YOUR INSTRUCTIONS:
Repeat each entry as written and leave the images out of the copy.

MATERIAL SUPPLIED:
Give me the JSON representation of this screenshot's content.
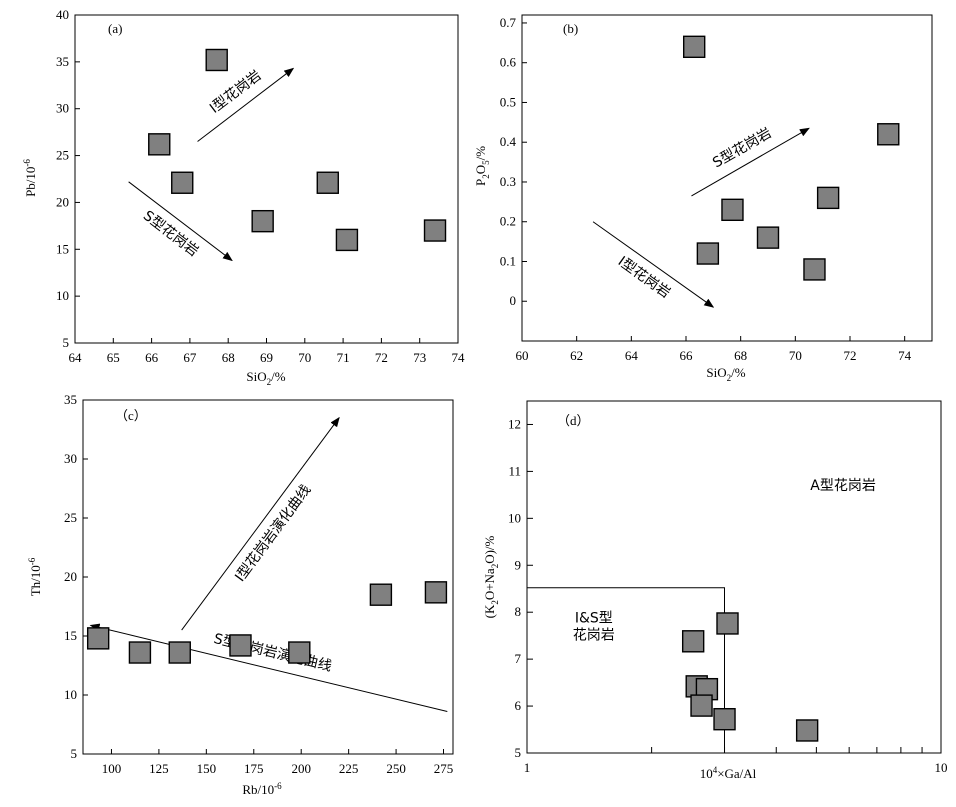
{
  "chart_data": [
    {
      "type": "scatter",
      "panel": "(a)",
      "xlabel": "SiO2/%",
      "ylabel": "Pb/10-6",
      "xlim": [
        64,
        74
      ],
      "ylim": [
        5,
        40
      ],
      "xticks": [
        "64",
        "65",
        "66",
        "67",
        "68",
        "69",
        "70",
        "71",
        "72",
        "73",
        "74"
      ],
      "yticks": [
        "5",
        "10",
        "15",
        "20",
        "25",
        "30",
        "35",
        "40"
      ],
      "points": [
        {
          "x": 66.2,
          "y": 26.2
        },
        {
          "x": 66.8,
          "y": 22.1
        },
        {
          "x": 67.7,
          "y": 35.2
        },
        {
          "x": 68.9,
          "y": 18.0
        },
        {
          "x": 70.6,
          "y": 22.1
        },
        {
          "x": 71.1,
          "y": 16.0
        },
        {
          "x": 73.4,
          "y": 17.0
        }
      ],
      "annotations": [
        {
          "text": "I型花岗岩",
          "from": [
            67.2,
            26.5
          ],
          "to": [
            69.7,
            34.3
          ]
        },
        {
          "text": "S型花岗岩",
          "from": [
            65.4,
            22.2
          ],
          "to": [
            68.1,
            13.8
          ]
        }
      ]
    },
    {
      "type": "scatter",
      "panel": "(b)",
      "xlabel": "SiO2/%",
      "ylabel": "P2O5/%",
      "xlim": [
        60,
        75
      ],
      "ylim": [
        -0.1,
        0.72
      ],
      "xticks": [
        "60",
        "62",
        "64",
        "66",
        "68",
        "70",
        "72",
        "74"
      ],
      "yticks": [
        "0",
        "0.1",
        "0.2",
        "0.3",
        "0.4",
        "0.5",
        "0.6",
        "0.7"
      ],
      "points": [
        {
          "x": 66.3,
          "y": 0.64
        },
        {
          "x": 66.8,
          "y": 0.12
        },
        {
          "x": 67.7,
          "y": 0.23
        },
        {
          "x": 69.0,
          "y": 0.16
        },
        {
          "x": 70.7,
          "y": 0.08
        },
        {
          "x": 71.2,
          "y": 0.26
        },
        {
          "x": 73.4,
          "y": 0.42
        }
      ],
      "annotations": [
        {
          "text": "S型花岗岩",
          "from": [
            66.2,
            0.265
          ],
          "to": [
            70.5,
            0.435
          ]
        },
        {
          "text": "I型花岗岩",
          "from": [
            62.6,
            0.2
          ],
          "to": [
            67.0,
            -0.015
          ]
        }
      ]
    },
    {
      "type": "scatter",
      "panel": "（c）",
      "xlabel": "Rb/10-6",
      "ylabel": "Th/10-6",
      "xlim": [
        85,
        280
      ],
      "ylim": [
        5,
        35
      ],
      "xticks": [
        "100",
        "125",
        "150",
        "175",
        "200",
        "225",
        "250",
        "275"
      ],
      "yticks": [
        "5",
        "10",
        "15",
        "20",
        "25",
        "30",
        "35"
      ],
      "points": [
        {
          "x": 93,
          "y": 14.8
        },
        {
          "x": 115,
          "y": 13.6
        },
        {
          "x": 136,
          "y": 13.6
        },
        {
          "x": 168,
          "y": 14.2
        },
        {
          "x": 199,
          "y": 13.6
        },
        {
          "x": 242,
          "y": 18.5
        },
        {
          "x": 271,
          "y": 18.7
        }
      ],
      "annotations": [
        {
          "text": "I型花岗岩演化曲线",
          "from": [
            137,
            15.5
          ],
          "to": [
            220,
            33.5
          ]
        },
        {
          "text": "S型花岗岩演化曲线",
          "from": [
            277,
            8.6
          ],
          "to": [
            89,
            15.9
          ]
        }
      ]
    },
    {
      "type": "scatter",
      "panel": "（d）",
      "xlabel": "10⁴×Ga/Al",
      "ylabel": "(K2O+Na2O)/%",
      "xscale": "log",
      "xlim": [
        1,
        10
      ],
      "ylim": [
        5,
        12.5
      ],
      "xticks": [
        "1",
        "10"
      ],
      "yticks": [
        "5",
        "6",
        "7",
        "8",
        "9",
        "10",
        "11",
        "12"
      ],
      "points": [
        {
          "x": 2.52,
          "y": 7.38
        },
        {
          "x": 2.57,
          "y": 6.42
        },
        {
          "x": 2.72,
          "y": 6.36
        },
        {
          "x": 2.64,
          "y": 6.01
        },
        {
          "x": 3.05,
          "y": 7.76
        },
        {
          "x": 3.0,
          "y": 5.72
        },
        {
          "x": 4.75,
          "y": 5.48
        }
      ],
      "region_lines": [
        [
          [
            1,
            8.52
          ],
          [
            3.0,
            8.52
          ],
          [
            3.0,
            5.0
          ]
        ]
      ],
      "region_labels": [
        {
          "text": "A型花岗岩",
          "x": 5.8,
          "y": 10.6
        },
        {
          "text": "I&S型",
          "x": 1.45,
          "y": 7.78
        },
        {
          "text": "花岗岩",
          "x": 1.45,
          "y": 7.42
        }
      ]
    }
  ]
}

EXERCISE SOLUTION:
Give me the JSON representation of this screenshot's content.
{
  "chart_data": [
    {
      "type": "scatter",
      "panel": "(a)",
      "xlabel": "SiO2/%",
      "ylabel": "Pb/10-6",
      "xlim": [
        64,
        74
      ],
      "ylim": [
        5,
        40
      ],
      "xticks": [
        "64",
        "65",
        "66",
        "67",
        "68",
        "69",
        "70",
        "71",
        "72",
        "73",
        "74"
      ],
      "yticks": [
        "5",
        "10",
        "15",
        "20",
        "25",
        "30",
        "35",
        "40"
      ],
      "points": [
        {
          "x": 66.2,
          "y": 26.2
        },
        {
          "x": 66.8,
          "y": 22.1
        },
        {
          "x": 67.7,
          "y": 35.2
        },
        {
          "x": 68.9,
          "y": 18.0
        },
        {
          "x": 70.6,
          "y": 22.1
        },
        {
          "x": 71.1,
          "y": 16.0
        },
        {
          "x": 73.4,
          "y": 17.0
        }
      ],
      "annotations": [
        {
          "text": "I型花岗岩",
          "from": [
            67.2,
            26.5
          ],
          "to": [
            69.7,
            34.3
          ]
        },
        {
          "text": "S型花岗岩",
          "from": [
            65.4,
            22.2
          ],
          "to": [
            68.1,
            13.8
          ]
        }
      ]
    },
    {
      "type": "scatter",
      "panel": "(b)",
      "xlabel": "SiO2/%",
      "ylabel": "P2O5/%",
      "xlim": [
        60,
        75
      ],
      "ylim": [
        -0.1,
        0.72
      ],
      "xticks": [
        "60",
        "62",
        "64",
        "66",
        "68",
        "70",
        "72",
        "74"
      ],
      "yticks": [
        "0",
        "0.1",
        "0.2",
        "0.3",
        "0.4",
        "0.5",
        "0.6",
        "0.7"
      ],
      "points": [
        {
          "x": 66.3,
          "y": 0.64
        },
        {
          "x": 66.8,
          "y": 0.12
        },
        {
          "x": 67.7,
          "y": 0.23
        },
        {
          "x": 69.0,
          "y": 0.16
        },
        {
          "x": 70.7,
          "y": 0.08
        },
        {
          "x": 71.2,
          "y": 0.26
        },
        {
          "x": 73.4,
          "y": 0.42
        }
      ],
      "annotations": [
        {
          "text": "S型花岗岩",
          "from": [
            66.2,
            0.265
          ],
          "to": [
            70.5,
            0.435
          ]
        },
        {
          "text": "I型花岗岩",
          "from": [
            62.6,
            0.2
          ],
          "to": [
            67.0,
            -0.015
          ]
        }
      ]
    },
    {
      "type": "scatter",
      "panel": "（c）",
      "xlabel": "Rb/10-6",
      "ylabel": "Th/10-6",
      "xlim": [
        85,
        280
      ],
      "ylim": [
        5,
        35
      ],
      "xticks": [
        "100",
        "125",
        "150",
        "175",
        "200",
        "225",
        "250",
        "275"
      ],
      "yticks": [
        "5",
        "10",
        "15",
        "20",
        "25",
        "30",
        "35"
      ],
      "points": [
        {
          "x": 93,
          "y": 14.8
        },
        {
          "x": 115,
          "y": 13.6
        },
        {
          "x": 136,
          "y": 13.6
        },
        {
          "x": 168,
          "y": 14.2
        },
        {
          "x": 199,
          "y": 13.6
        },
        {
          "x": 242,
          "y": 18.5
        },
        {
          "x": 271,
          "y": 18.7
        }
      ],
      "annotations": [
        {
          "text": "I型花岗岩演化曲线",
          "from": [
            137,
            15.5
          ],
          "to": [
            220,
            33.5
          ]
        },
        {
          "text": "S型花岗岩演化曲线",
          "from": [
            277,
            8.6
          ],
          "to": [
            89,
            15.9
          ]
        }
      ]
    },
    {
      "type": "scatter",
      "panel": "（d）",
      "xlabel": "10⁴×Ga/Al",
      "ylabel": "(K2O+Na2O)/%",
      "xscale": "log",
      "xlim": [
        1,
        10
      ],
      "ylim": [
        5,
        12.5
      ],
      "xticks": [
        "1",
        "10"
      ],
      "yticks": [
        "5",
        "6",
        "7",
        "8",
        "9",
        "10",
        "11",
        "12"
      ],
      "points": [
        {
          "x": 2.52,
          "y": 7.38
        },
        {
          "x": 2.57,
          "y": 6.42
        },
        {
          "x": 2.72,
          "y": 6.36
        },
        {
          "x": 2.64,
          "y": 6.01
        },
        {
          "x": 3.05,
          "y": 7.76
        },
        {
          "x": 3.0,
          "y": 5.72
        },
        {
          "x": 4.75,
          "y": 5.48
        }
      ],
      "region_lines": [
        [
          [
            1,
            8.52
          ],
          [
            3.0,
            8.52
          ],
          [
            3.0,
            5.0
          ]
        ]
      ],
      "region_labels": [
        {
          "text": "A型花岗岩",
          "x": 5.8,
          "y": 10.6
        },
        {
          "text": "I&S型",
          "x": 1.45,
          "y": 7.78
        },
        {
          "text": "花岗岩",
          "x": 1.45,
          "y": 7.42
        }
      ]
    }
  ]
}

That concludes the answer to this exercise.